* Problem to work on:
Show, in full, each line of the data that contains "color".

* Data records:
· · ·
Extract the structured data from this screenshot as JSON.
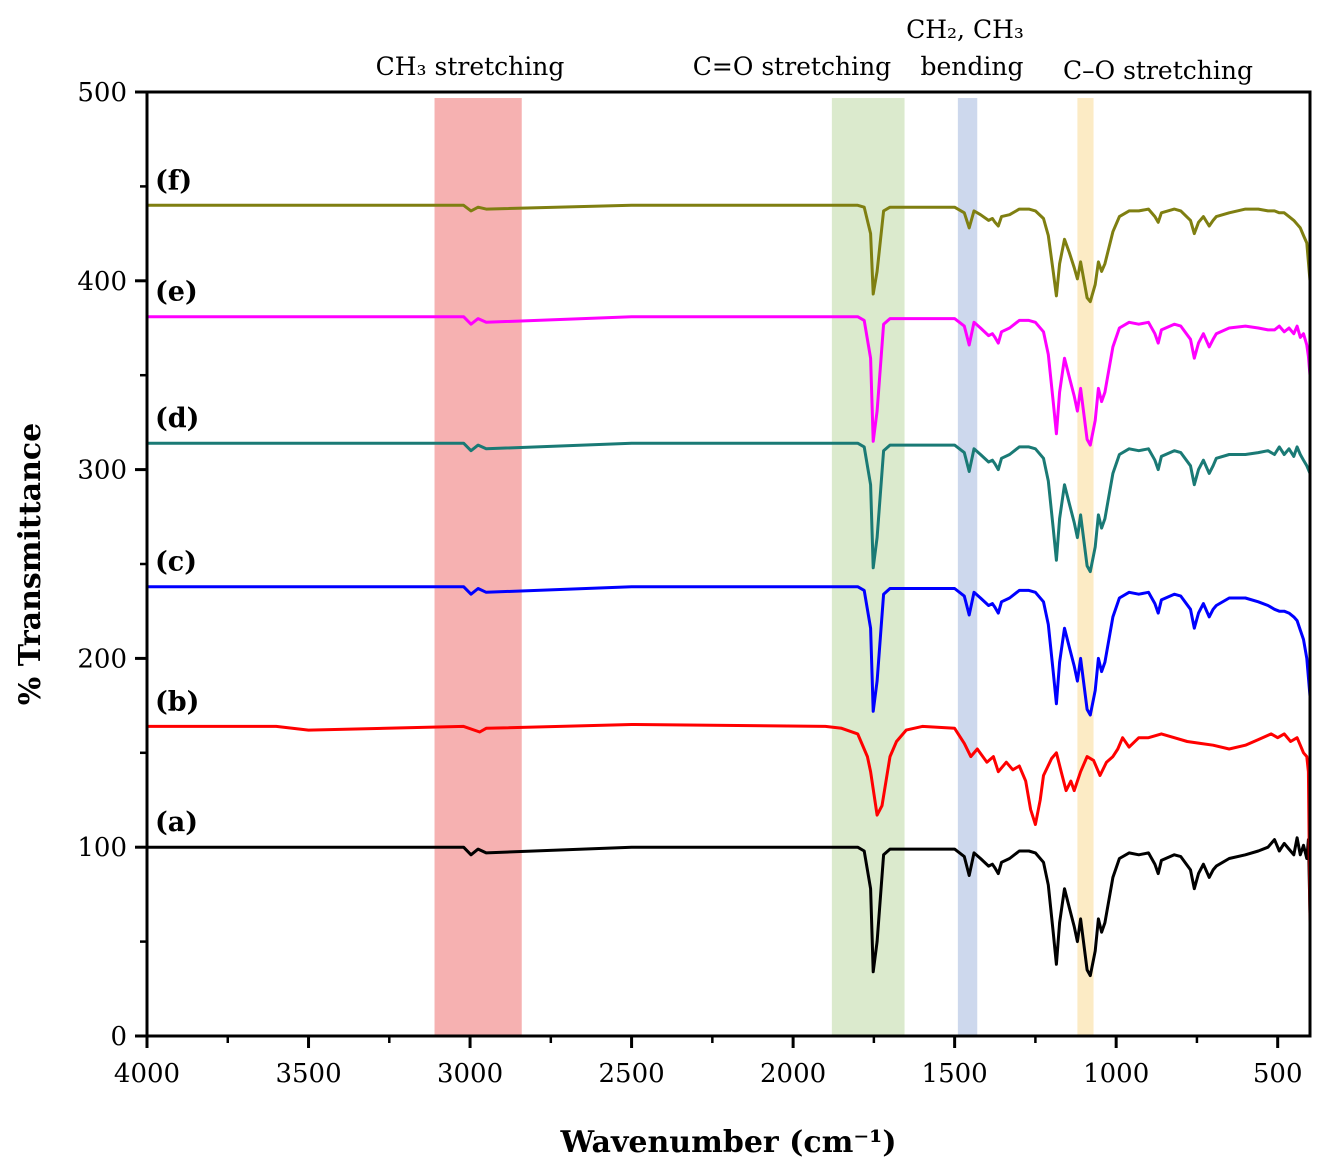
{
  "chart_data": {
    "type": "line",
    "title": "",
    "xlabel": "Wavenumber (cm⁻¹)",
    "ylabel": "% Transmittance",
    "xlim": [
      4000,
      400
    ],
    "ylim": [
      0,
      500
    ],
    "x_ticks": [
      4000,
      3500,
      3000,
      2500,
      2000,
      1500,
      1000,
      500
    ],
    "x_tick_labels": [
      "4000",
      "3500",
      "3000",
      "2500",
      "2000",
      "1500",
      "1000",
      "500"
    ],
    "y_ticks": [
      0,
      100,
      200,
      300,
      400,
      500
    ],
    "y_tick_labels": [
      "0",
      "100",
      "200",
      "300",
      "400",
      "500"
    ],
    "grid": false,
    "bands": [
      {
        "from": 3110,
        "to": 2840,
        "color": "#f5a3a3",
        "label": "CH₃ stretching"
      },
      {
        "from": 1880,
        "to": 1655,
        "color": "#d5e6c4",
        "label": "C=O stretching"
      },
      {
        "from": 1490,
        "to": 1430,
        "color": "#c4d1ea",
        "label_line1": "CH₂, CH₃",
        "label_line2": "bending"
      },
      {
        "from": 1120,
        "to": 1070,
        "color": "#fbe8bb",
        "label": "C–O stretching"
      }
    ],
    "series": [
      {
        "name": "(a)",
        "color": "#000000",
        "baseline": 100,
        "x": [
          4000,
          3600,
          3020,
          2997,
          2975,
          2950,
          2500,
          1900,
          1800,
          1780,
          1760,
          1752,
          1740,
          1720,
          1700,
          1500,
          1470,
          1455,
          1440,
          1420,
          1395,
          1383,
          1375,
          1365,
          1355,
          1330,
          1300,
          1270,
          1250,
          1225,
          1210,
          1195,
          1185,
          1175,
          1160,
          1145,
          1130,
          1120,
          1110,
          1090,
          1080,
          1065,
          1055,
          1045,
          1035,
          1010,
          990,
          960,
          930,
          900,
          880,
          870,
          860,
          820,
          800,
          770,
          758,
          745,
          730,
          712,
          700,
          690,
          650,
          600,
          560,
          530,
          510,
          495,
          480,
          465,
          450,
          440,
          430,
          420,
          410,
          405,
          400
        ],
        "y": [
          100,
          100,
          100,
          96,
          99,
          97,
          100,
          100,
          100,
          98,
          78,
          34,
          50,
          96,
          99,
          99,
          95,
          85,
          97,
          94,
          90,
          91,
          89,
          86,
          92,
          94,
          98,
          98,
          97,
          92,
          80,
          55,
          38,
          60,
          78,
          68,
          58,
          50,
          62,
          35,
          32,
          45,
          62,
          55,
          60,
          84,
          94,
          97,
          96,
          97,
          91,
          86,
          93,
          96,
          95,
          88,
          78,
          86,
          91,
          84,
          88,
          90,
          94,
          96,
          98,
          100,
          104,
          98,
          102,
          99,
          96,
          105,
          96,
          101,
          94,
          104,
          65
        ]
      },
      {
        "name": "(b)",
        "color": "#ff0000",
        "baseline": 164,
        "x": [
          4000,
          3600,
          3500,
          3020,
          2970,
          2950,
          2500,
          1900,
          1850,
          1800,
          1770,
          1760,
          1740,
          1725,
          1700,
          1680,
          1650,
          1600,
          1500,
          1470,
          1450,
          1430,
          1400,
          1380,
          1365,
          1340,
          1320,
          1300,
          1280,
          1265,
          1250,
          1235,
          1225,
          1200,
          1185,
          1170,
          1155,
          1140,
          1130,
          1110,
          1090,
          1070,
          1050,
          1030,
          1010,
          995,
          980,
          960,
          930,
          900,
          860,
          820,
          780,
          740,
          700,
          650,
          600,
          560,
          520,
          500,
          480,
          460,
          440,
          430,
          420,
          410,
          405,
          400
        ],
        "y": [
          164,
          164,
          162,
          164,
          161,
          163,
          165,
          164,
          163,
          160,
          148,
          140,
          117,
          122,
          148,
          156,
          162,
          164,
          163,
          155,
          148,
          152,
          145,
          148,
          140,
          145,
          141,
          143,
          135,
          120,
          112,
          125,
          138,
          147,
          150,
          140,
          130,
          135,
          130,
          140,
          148,
          146,
          138,
          145,
          148,
          152,
          158,
          153,
          158,
          158,
          160,
          158,
          156,
          155,
          154,
          152,
          154,
          157,
          160,
          158,
          160,
          156,
          158,
          154,
          150,
          148,
          140,
          60
        ]
      },
      {
        "name": "(c)",
        "color": "#0000ff",
        "baseline": 238,
        "x": [
          4000,
          3600,
          3020,
          2997,
          2975,
          2950,
          2500,
          1900,
          1800,
          1780,
          1760,
          1752,
          1740,
          1720,
          1700,
          1500,
          1470,
          1455,
          1440,
          1420,
          1395,
          1383,
          1375,
          1365,
          1355,
          1330,
          1300,
          1270,
          1250,
          1225,
          1210,
          1195,
          1185,
          1175,
          1160,
          1145,
          1130,
          1120,
          1110,
          1090,
          1080,
          1065,
          1055,
          1045,
          1035,
          1010,
          990,
          960,
          930,
          900,
          880,
          870,
          860,
          820,
          800,
          770,
          758,
          745,
          730,
          712,
          700,
          690,
          650,
          600,
          560,
          530,
          510,
          495,
          480,
          465,
          450,
          440,
          430,
          420,
          410,
          405,
          400
        ],
        "y": [
          238,
          238,
          238,
          234,
          237,
          235,
          238,
          238,
          238,
          236,
          216,
          172,
          188,
          234,
          237,
          237,
          233,
          223,
          235,
          232,
          228,
          229,
          227,
          224,
          230,
          232,
          236,
          236,
          235,
          230,
          218,
          193,
          176,
          198,
          216,
          206,
          196,
          188,
          200,
          173,
          170,
          183,
          200,
          193,
          198,
          222,
          232,
          235,
          234,
          235,
          229,
          224,
          231,
          234,
          233,
          226,
          216,
          224,
          229,
          222,
          226,
          228,
          232,
          232,
          230,
          228,
          226,
          225,
          225,
          224,
          222,
          220,
          215,
          210,
          200,
          190,
          180
        ]
      },
      {
        "name": "(d)",
        "color": "#1a7a75",
        "baseline": 314,
        "x": [
          4000,
          3600,
          3020,
          2997,
          2975,
          2950,
          2500,
          1900,
          1800,
          1780,
          1760,
          1752,
          1740,
          1720,
          1700,
          1500,
          1470,
          1455,
          1440,
          1420,
          1395,
          1383,
          1375,
          1365,
          1355,
          1330,
          1300,
          1270,
          1250,
          1225,
          1210,
          1195,
          1185,
          1175,
          1160,
          1145,
          1130,
          1120,
          1110,
          1090,
          1080,
          1065,
          1055,
          1045,
          1035,
          1010,
          990,
          960,
          930,
          900,
          880,
          870,
          860,
          820,
          800,
          770,
          758,
          745,
          730,
          712,
          700,
          690,
          650,
          600,
          560,
          530,
          510,
          495,
          480,
          465,
          450,
          440,
          430,
          420,
          410,
          405,
          400
        ],
        "y": [
          314,
          314,
          314,
          310,
          313,
          311,
          314,
          314,
          314,
          312,
          292,
          248,
          264,
          310,
          313,
          313,
          309,
          299,
          311,
          308,
          304,
          305,
          303,
          300,
          306,
          308,
          312,
          312,
          311,
          306,
          294,
          269,
          252,
          274,
          292,
          282,
          272,
          264,
          276,
          249,
          246,
          259,
          276,
          269,
          274,
          298,
          308,
          311,
          310,
          311,
          305,
          300,
          307,
          310,
          309,
          302,
          292,
          300,
          305,
          298,
          302,
          306,
          308,
          308,
          309,
          310,
          308,
          312,
          308,
          311,
          307,
          312,
          308,
          305,
          302,
          300,
          298
        ]
      },
      {
        "name": "(e)",
        "color": "#ff00ff",
        "baseline": 381,
        "x": [
          4000,
          3600,
          3020,
          2997,
          2975,
          2950,
          2500,
          1900,
          1800,
          1780,
          1760,
          1752,
          1740,
          1720,
          1700,
          1500,
          1470,
          1455,
          1440,
          1420,
          1395,
          1383,
          1375,
          1365,
          1355,
          1330,
          1300,
          1270,
          1250,
          1225,
          1210,
          1195,
          1185,
          1175,
          1160,
          1145,
          1130,
          1120,
          1110,
          1090,
          1080,
          1065,
          1055,
          1045,
          1035,
          1010,
          990,
          960,
          930,
          900,
          880,
          870,
          860,
          820,
          800,
          770,
          758,
          745,
          730,
          712,
          700,
          690,
          650,
          600,
          560,
          530,
          510,
          495,
          480,
          465,
          450,
          440,
          430,
          420,
          410,
          405,
          400
        ],
        "y": [
          381,
          381,
          381,
          377,
          380,
          378,
          381,
          381,
          381,
          379,
          359,
          315,
          331,
          377,
          380,
          380,
          376,
          366,
          378,
          375,
          371,
          372,
          370,
          367,
          373,
          375,
          379,
          379,
          378,
          373,
          361,
          336,
          319,
          341,
          359,
          349,
          339,
          331,
          343,
          316,
          313,
          326,
          343,
          336,
          341,
          365,
          375,
          378,
          377,
          378,
          372,
          367,
          374,
          377,
          376,
          369,
          359,
          367,
          372,
          365,
          369,
          372,
          375,
          376,
          375,
          374,
          374,
          376,
          373,
          375,
          372,
          376,
          370,
          372,
          366,
          360,
          350
        ]
      },
      {
        "name": "(f)",
        "color": "#7f7f11",
        "baseline": 440,
        "x": [
          4000,
          3600,
          3020,
          2997,
          2975,
          2950,
          2500,
          1900,
          1800,
          1780,
          1760,
          1752,
          1740,
          1720,
          1700,
          1500,
          1470,
          1455,
          1440,
          1420,
          1395,
          1383,
          1375,
          1365,
          1355,
          1330,
          1300,
          1270,
          1250,
          1225,
          1210,
          1195,
          1185,
          1175,
          1160,
          1145,
          1130,
          1120,
          1110,
          1090,
          1080,
          1065,
          1055,
          1045,
          1035,
          1010,
          990,
          960,
          930,
          900,
          880,
          870,
          860,
          820,
          800,
          770,
          758,
          745,
          730,
          712,
          700,
          690,
          650,
          600,
          560,
          530,
          510,
          495,
          480,
          465,
          450,
          440,
          430,
          420,
          410,
          405,
          400
        ],
        "y": [
          440,
          440,
          440,
          437,
          439,
          438,
          440,
          440,
          440,
          439,
          425,
          393,
          405,
          437,
          439,
          439,
          436,
          428,
          437,
          435,
          432,
          433,
          431,
          429,
          434,
          435,
          438,
          438,
          437,
          433,
          424,
          405,
          392,
          409,
          422,
          415,
          407,
          401,
          410,
          391,
          389,
          398,
          410,
          405,
          409,
          426,
          434,
          437,
          437,
          438,
          434,
          431,
          436,
          438,
          437,
          432,
          425,
          431,
          434,
          429,
          432,
          434,
          436,
          438,
          438,
          437,
          437,
          436,
          436,
          434,
          432,
          430,
          428,
          424,
          420,
          410,
          400
        ]
      }
    ]
  }
}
· · ·
* Correct answer:
        "color": "#f5a3a3",
        "color": "#d5e6c4",
        "color": "#c4d1ea",
        "color": "#fbe8bb",
        "color": "#000000",
        "color": "#ff0000",
        "color": "#0000ff",
        "color": "#1a7a75",
        "color": "#ff00ff",
        "color": "#7f7f11",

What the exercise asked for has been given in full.